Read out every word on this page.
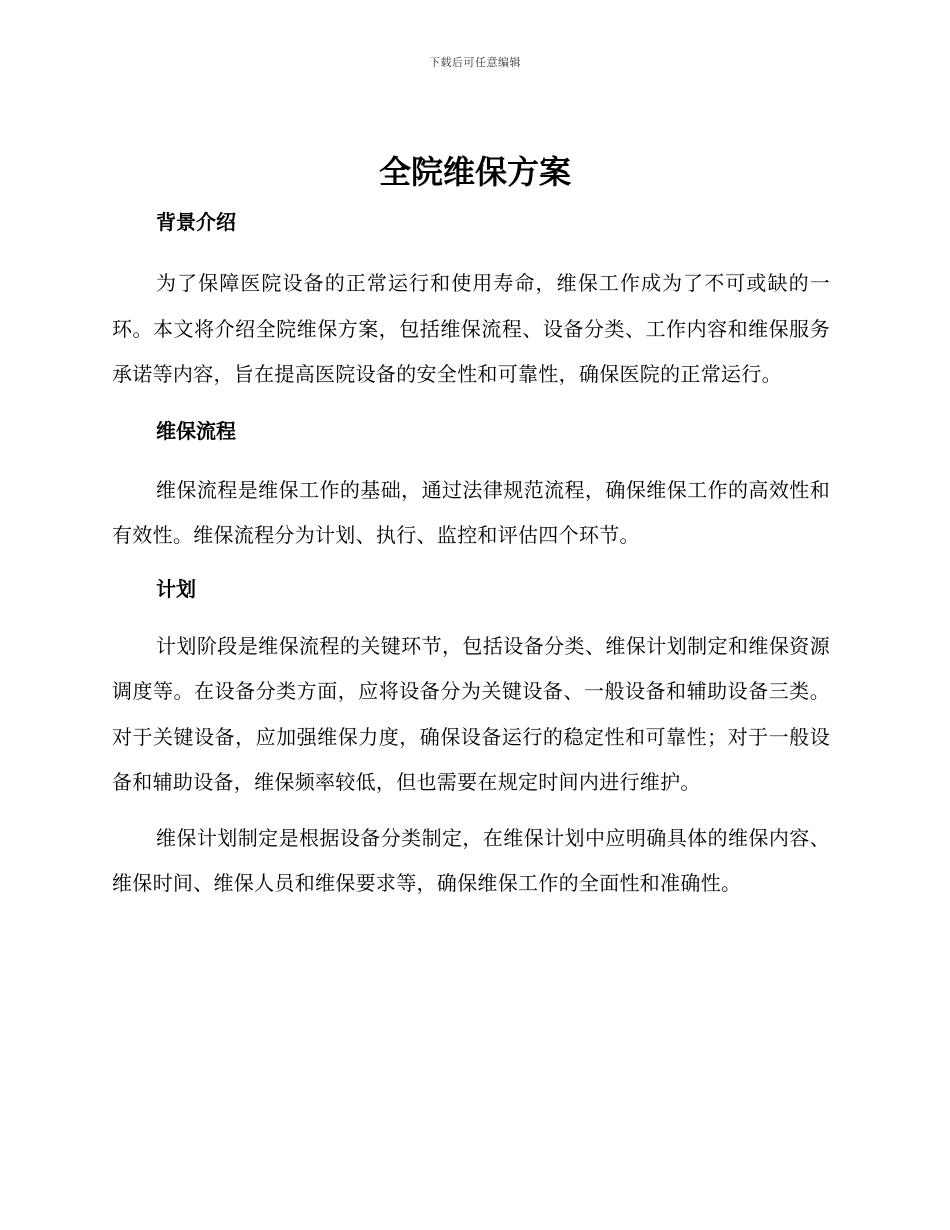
下载后可任意编辑
全院维保方案
背景介绍

为了保障医院设备的正常运行和使用寿命，维保工作成为了不可或缺的一环。本文将介绍全院维保方案，包括维保流程、设备分类、工作内容和维保服务承诺等内容，旨在提高医院设备的安全性和可靠性，确保医院的正常运行。

维保流程

维保流程是维保工作的基础，通过法律规范流程，确保维保工作的高效性和有效性。维保流程分为计划、执行、监控和评估四个环节。

计划

计划阶段是维保流程的关键环节，包括设备分类、维保计划制定和维保资源调度等。在设备分类方面，应将设备分为关键设备、一般设备和辅助设备三类。对于关键设备，应加强维保力度，确保设备运行的稳定性和可靠性；对于一般设备和辅助设备，维保频率较低，但也需要在规定时间内进行维护。

维保计划制定是根据设备分类制定，在维保计划中应明确具体的维保内容、维保时间、维保人员和维保要求等，确保维保工作的全面性和准确性。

## SHORT PROBLEM
Quote each line of the listing exactly, but leave the pictures out.

## RESULT FOR THIS EXERCISE
Read out every word on this page.
下载后可任意编辑
全院维保方案
背景介绍

为了保障医院设备的正常运行和使用寿命，维保工作成为了不可或缺的一环。本文将介绍全院维保方案，包括维保流程、设备分类、工作内容和维保服务承诺等内容，旨在提高医院设备的安全性和可靠性，确保医院的正常运行。

维保流程

维保流程是维保工作的基础，通过法律规范流程，确保维保工作的高效性和有效性。维保流程分为计划、执行、监控和评估四个环节。

计划

计划阶段是维保流程的关键环节，包括设备分类、维保计划制定和维保资源调度等。在设备分类方面，应将设备分为关键设备、一般设备和辅助设备三类。对于关键设备，应加强维保力度，确保设备运行的稳定性和可靠性；对于一般设备和辅助设备，维保频率较低，但也需要在规定时间内进行维护。

维保计划制定是根据设备分类制定，在维保计划中应明确具体的维保内容、维保时间、维保人员和维保要求等，确保维保工作的全面性和准确性。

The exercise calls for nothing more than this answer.